Work to be completed
Locate the string "数据的离散程度" in the listing below. Copy every line where it is found.

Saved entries

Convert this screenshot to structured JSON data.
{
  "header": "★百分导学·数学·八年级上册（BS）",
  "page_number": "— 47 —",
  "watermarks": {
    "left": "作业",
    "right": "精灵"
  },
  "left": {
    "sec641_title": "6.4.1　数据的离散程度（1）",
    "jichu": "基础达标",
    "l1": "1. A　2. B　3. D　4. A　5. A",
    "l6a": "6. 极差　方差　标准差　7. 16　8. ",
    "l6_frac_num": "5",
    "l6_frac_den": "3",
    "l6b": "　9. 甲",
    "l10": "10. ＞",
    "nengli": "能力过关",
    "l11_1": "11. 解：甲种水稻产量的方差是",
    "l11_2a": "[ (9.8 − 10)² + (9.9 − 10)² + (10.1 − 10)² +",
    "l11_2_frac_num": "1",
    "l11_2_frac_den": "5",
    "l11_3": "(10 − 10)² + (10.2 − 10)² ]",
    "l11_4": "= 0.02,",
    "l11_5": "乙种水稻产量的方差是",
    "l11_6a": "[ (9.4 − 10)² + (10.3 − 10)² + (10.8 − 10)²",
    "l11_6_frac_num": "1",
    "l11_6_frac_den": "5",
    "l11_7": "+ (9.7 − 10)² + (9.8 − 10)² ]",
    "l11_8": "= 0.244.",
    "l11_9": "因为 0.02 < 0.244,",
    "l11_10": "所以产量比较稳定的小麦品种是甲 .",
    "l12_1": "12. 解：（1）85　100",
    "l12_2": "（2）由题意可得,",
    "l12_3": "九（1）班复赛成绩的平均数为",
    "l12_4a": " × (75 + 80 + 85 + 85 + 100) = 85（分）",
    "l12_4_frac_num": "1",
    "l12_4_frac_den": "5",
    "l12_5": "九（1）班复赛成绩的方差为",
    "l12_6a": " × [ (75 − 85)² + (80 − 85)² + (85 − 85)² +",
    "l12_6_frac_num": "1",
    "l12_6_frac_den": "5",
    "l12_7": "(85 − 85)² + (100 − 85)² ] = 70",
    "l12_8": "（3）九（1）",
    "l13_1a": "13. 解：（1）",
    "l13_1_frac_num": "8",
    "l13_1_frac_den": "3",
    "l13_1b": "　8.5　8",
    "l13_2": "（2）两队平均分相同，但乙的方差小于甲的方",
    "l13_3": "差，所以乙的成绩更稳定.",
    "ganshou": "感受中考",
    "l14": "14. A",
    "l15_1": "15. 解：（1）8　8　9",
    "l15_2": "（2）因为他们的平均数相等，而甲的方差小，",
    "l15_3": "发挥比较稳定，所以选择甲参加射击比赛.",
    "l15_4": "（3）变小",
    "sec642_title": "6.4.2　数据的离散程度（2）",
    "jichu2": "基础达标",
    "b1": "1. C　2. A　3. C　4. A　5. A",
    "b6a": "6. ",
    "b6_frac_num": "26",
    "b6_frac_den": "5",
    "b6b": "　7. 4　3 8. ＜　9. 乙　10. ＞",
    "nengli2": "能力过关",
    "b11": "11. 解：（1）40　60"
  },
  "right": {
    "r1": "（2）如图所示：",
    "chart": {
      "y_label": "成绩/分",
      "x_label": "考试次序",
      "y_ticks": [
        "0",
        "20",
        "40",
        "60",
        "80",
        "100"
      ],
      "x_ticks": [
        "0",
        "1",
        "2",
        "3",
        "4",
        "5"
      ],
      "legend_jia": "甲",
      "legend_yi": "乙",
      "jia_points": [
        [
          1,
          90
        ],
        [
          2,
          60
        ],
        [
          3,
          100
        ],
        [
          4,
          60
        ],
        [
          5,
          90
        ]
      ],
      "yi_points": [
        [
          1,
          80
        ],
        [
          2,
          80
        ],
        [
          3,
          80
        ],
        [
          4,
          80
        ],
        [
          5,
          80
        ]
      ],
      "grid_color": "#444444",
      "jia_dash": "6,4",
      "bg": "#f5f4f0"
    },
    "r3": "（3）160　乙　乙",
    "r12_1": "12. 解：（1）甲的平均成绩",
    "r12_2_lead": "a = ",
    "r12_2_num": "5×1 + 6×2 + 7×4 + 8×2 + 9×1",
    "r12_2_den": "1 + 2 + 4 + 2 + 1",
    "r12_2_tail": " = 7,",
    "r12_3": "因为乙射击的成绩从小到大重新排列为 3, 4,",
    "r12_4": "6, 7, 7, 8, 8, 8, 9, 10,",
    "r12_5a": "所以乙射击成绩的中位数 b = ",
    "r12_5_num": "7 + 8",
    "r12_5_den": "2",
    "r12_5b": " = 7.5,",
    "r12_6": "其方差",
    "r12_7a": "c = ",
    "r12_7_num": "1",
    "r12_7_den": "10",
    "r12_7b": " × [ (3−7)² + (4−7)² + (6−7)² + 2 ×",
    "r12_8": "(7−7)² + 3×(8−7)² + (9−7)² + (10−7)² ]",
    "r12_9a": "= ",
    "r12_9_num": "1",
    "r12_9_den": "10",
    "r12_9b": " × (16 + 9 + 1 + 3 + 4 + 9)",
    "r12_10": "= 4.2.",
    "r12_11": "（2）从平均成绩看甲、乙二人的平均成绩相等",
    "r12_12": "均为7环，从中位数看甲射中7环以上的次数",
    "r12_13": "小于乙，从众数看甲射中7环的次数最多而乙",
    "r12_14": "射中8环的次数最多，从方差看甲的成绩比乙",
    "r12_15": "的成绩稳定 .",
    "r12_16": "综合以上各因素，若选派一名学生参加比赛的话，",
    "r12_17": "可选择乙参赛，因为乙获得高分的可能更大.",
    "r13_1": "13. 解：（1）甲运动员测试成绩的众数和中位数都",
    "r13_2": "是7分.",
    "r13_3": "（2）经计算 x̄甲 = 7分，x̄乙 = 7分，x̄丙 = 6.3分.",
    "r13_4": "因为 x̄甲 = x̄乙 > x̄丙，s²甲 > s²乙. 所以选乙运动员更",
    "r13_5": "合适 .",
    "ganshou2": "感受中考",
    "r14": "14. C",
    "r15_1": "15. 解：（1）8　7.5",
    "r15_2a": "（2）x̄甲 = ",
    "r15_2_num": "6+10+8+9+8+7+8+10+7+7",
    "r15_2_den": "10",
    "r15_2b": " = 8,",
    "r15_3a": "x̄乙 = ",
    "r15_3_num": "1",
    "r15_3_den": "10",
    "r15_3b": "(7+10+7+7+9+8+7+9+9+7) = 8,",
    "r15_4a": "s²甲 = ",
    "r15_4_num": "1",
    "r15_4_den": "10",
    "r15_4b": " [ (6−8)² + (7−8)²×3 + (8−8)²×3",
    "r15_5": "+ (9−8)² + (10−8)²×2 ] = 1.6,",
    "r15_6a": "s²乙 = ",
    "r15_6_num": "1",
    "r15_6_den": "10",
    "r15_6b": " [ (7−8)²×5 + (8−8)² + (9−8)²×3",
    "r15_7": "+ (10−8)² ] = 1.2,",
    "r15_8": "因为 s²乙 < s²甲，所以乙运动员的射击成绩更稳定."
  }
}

* * *

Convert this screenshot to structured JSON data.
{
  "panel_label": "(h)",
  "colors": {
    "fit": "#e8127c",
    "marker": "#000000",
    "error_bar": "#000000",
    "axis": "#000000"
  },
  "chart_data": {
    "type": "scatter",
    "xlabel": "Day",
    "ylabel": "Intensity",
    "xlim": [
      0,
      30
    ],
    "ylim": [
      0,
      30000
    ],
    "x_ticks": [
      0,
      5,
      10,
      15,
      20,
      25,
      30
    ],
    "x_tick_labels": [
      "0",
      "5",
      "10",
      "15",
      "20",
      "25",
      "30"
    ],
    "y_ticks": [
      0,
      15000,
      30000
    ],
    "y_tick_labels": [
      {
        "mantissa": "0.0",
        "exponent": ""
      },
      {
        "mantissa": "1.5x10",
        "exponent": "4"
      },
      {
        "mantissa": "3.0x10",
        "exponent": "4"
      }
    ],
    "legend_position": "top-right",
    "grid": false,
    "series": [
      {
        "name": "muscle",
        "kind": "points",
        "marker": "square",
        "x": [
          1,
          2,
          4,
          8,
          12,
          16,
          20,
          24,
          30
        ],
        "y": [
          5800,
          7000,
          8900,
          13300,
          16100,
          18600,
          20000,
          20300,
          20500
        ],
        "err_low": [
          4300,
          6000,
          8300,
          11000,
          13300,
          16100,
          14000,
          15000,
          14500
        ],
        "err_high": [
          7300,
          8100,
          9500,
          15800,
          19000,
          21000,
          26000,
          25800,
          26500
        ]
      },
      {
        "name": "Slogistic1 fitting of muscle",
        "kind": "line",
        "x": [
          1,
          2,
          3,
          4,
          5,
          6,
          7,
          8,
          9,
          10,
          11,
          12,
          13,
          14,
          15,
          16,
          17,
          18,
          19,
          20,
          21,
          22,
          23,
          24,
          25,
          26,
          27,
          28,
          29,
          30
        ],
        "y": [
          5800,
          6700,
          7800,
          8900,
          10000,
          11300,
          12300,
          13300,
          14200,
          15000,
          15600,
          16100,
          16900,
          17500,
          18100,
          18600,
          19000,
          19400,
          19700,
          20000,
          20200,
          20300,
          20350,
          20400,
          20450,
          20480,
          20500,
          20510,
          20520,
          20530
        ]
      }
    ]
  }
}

---

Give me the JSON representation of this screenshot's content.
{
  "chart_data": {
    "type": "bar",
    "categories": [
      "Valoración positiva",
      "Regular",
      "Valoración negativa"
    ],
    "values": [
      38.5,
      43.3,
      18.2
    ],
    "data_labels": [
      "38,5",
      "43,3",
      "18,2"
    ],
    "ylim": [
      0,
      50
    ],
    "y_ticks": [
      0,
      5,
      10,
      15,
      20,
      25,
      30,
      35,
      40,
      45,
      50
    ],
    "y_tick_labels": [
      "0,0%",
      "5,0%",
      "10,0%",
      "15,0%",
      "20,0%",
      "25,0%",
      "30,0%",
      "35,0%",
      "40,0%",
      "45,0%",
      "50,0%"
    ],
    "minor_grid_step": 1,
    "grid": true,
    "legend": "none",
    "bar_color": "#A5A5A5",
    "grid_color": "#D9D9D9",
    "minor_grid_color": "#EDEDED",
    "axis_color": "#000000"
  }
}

Expected answer
    "sec641_title": "6.4.1　数据的离散程度（1）",
    "sec642_title": "6.4.2　数据的离散程度（2）",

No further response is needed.